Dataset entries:
┌──
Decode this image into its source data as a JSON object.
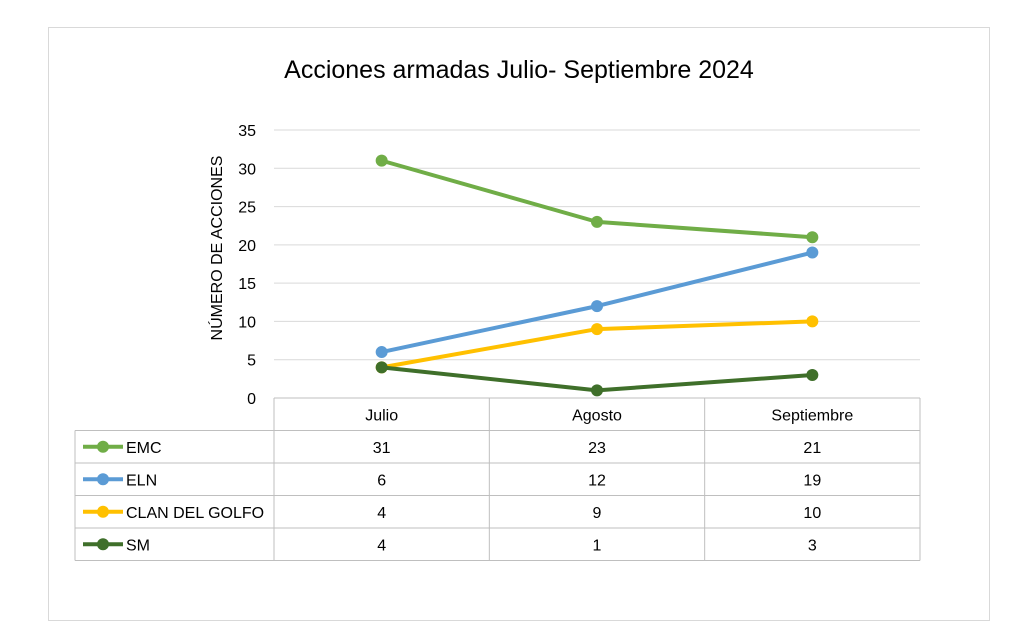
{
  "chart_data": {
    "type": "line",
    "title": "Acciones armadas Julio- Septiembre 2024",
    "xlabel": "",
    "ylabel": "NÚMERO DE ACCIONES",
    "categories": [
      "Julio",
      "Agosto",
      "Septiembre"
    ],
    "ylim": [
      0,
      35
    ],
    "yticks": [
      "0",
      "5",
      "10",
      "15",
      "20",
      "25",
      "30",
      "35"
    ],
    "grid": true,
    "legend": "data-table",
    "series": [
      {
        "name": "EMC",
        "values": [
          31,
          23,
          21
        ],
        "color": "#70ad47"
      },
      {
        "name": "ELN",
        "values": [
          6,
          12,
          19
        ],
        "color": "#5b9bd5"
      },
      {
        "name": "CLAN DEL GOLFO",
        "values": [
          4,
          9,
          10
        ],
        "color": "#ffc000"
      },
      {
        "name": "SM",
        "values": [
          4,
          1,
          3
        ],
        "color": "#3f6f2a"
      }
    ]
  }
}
└──
┌──
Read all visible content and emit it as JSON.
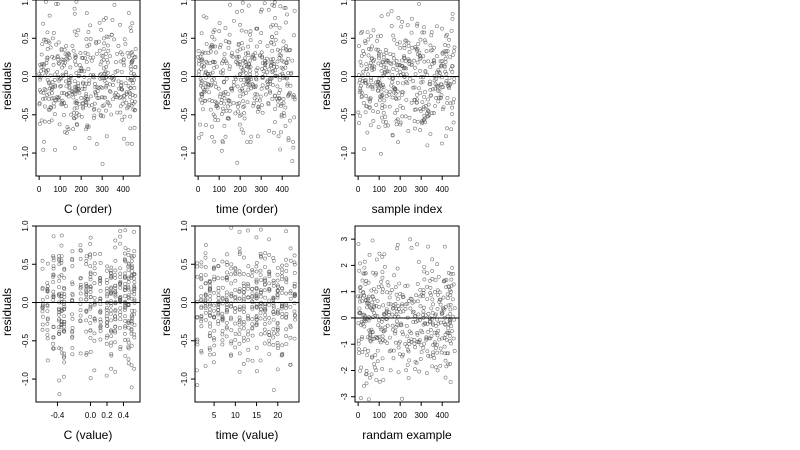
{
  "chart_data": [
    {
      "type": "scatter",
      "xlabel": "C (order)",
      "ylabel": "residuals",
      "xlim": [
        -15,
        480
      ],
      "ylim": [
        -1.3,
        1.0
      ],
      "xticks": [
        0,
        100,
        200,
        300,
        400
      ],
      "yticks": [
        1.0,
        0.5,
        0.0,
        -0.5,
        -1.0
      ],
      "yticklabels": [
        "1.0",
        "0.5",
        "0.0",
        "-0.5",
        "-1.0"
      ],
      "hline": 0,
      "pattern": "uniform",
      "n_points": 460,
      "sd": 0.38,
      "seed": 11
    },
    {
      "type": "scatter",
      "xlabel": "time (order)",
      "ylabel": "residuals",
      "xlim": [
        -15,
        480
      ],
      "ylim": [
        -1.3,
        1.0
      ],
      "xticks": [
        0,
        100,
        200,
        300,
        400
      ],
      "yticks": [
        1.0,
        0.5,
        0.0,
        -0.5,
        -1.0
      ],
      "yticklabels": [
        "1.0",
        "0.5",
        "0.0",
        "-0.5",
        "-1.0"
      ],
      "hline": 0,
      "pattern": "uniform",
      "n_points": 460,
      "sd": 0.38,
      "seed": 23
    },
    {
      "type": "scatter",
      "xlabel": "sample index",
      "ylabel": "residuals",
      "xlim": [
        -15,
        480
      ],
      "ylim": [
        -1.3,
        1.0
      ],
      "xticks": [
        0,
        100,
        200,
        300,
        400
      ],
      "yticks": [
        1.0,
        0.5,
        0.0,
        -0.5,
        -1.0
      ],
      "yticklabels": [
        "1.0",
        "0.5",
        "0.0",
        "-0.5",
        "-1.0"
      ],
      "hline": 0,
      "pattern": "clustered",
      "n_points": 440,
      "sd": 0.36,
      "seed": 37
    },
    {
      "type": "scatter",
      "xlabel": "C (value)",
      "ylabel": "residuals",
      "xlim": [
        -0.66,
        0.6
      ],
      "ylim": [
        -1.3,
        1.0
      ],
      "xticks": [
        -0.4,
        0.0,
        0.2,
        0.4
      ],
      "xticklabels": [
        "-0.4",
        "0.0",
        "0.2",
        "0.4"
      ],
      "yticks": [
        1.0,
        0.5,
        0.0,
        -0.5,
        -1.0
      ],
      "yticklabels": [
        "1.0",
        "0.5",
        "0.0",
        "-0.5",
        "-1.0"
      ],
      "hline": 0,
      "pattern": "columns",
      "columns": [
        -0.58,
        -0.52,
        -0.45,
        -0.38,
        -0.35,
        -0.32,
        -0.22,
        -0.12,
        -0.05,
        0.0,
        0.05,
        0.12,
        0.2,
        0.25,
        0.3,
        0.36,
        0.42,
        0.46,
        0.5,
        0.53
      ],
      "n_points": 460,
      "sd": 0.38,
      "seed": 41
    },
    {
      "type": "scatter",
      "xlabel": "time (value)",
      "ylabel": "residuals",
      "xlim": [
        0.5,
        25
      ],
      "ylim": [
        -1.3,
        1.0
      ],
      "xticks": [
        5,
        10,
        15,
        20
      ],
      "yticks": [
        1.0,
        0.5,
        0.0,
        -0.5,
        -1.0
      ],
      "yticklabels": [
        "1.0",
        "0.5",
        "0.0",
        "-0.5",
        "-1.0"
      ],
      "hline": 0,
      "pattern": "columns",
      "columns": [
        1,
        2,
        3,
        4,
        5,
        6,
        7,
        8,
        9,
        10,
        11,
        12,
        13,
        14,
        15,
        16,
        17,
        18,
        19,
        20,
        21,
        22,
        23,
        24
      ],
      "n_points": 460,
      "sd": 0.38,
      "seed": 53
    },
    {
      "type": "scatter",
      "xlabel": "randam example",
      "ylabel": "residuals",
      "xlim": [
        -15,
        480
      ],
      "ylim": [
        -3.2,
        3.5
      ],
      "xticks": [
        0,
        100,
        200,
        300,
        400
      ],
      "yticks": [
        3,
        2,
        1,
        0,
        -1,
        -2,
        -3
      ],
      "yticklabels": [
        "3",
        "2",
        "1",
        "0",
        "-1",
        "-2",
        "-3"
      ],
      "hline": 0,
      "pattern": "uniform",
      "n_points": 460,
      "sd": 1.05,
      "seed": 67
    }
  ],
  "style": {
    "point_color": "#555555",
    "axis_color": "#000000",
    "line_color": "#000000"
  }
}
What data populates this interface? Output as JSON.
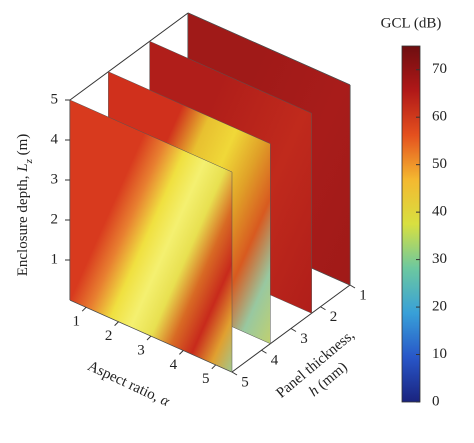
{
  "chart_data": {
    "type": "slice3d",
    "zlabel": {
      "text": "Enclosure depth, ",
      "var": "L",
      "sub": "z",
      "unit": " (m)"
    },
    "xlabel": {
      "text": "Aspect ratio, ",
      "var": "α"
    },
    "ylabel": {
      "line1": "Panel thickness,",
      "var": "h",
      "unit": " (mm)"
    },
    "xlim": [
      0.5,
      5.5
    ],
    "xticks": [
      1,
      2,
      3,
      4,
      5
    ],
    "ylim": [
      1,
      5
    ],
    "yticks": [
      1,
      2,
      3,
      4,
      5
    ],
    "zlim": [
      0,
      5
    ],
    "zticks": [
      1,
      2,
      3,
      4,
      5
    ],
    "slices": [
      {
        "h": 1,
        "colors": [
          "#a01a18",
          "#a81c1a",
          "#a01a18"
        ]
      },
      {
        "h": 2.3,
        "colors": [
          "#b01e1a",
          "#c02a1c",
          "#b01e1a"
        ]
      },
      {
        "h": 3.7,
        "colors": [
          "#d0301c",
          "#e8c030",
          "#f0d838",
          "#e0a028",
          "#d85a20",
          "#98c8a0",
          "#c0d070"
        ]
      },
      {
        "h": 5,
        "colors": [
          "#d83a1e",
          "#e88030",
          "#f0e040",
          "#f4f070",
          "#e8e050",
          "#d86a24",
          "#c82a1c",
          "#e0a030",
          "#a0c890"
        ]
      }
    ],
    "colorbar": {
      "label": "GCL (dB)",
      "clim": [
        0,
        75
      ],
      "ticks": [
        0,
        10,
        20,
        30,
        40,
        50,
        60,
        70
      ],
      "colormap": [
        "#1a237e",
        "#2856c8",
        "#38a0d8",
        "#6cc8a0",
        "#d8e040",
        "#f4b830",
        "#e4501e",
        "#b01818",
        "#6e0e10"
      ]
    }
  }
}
└──
# Directions for this task
Copy out each line of the data containing the string "xlabel".

# Task result
    "xlabel": "",
      "xlabel": "C (order)",
      "xlabel": "time (order)",
      "xlabel": "sample index",
      "xlabel": "C (value)",
      "xlabel": "time (value)",
      "xlabel": "randam example",
    "xlabel": {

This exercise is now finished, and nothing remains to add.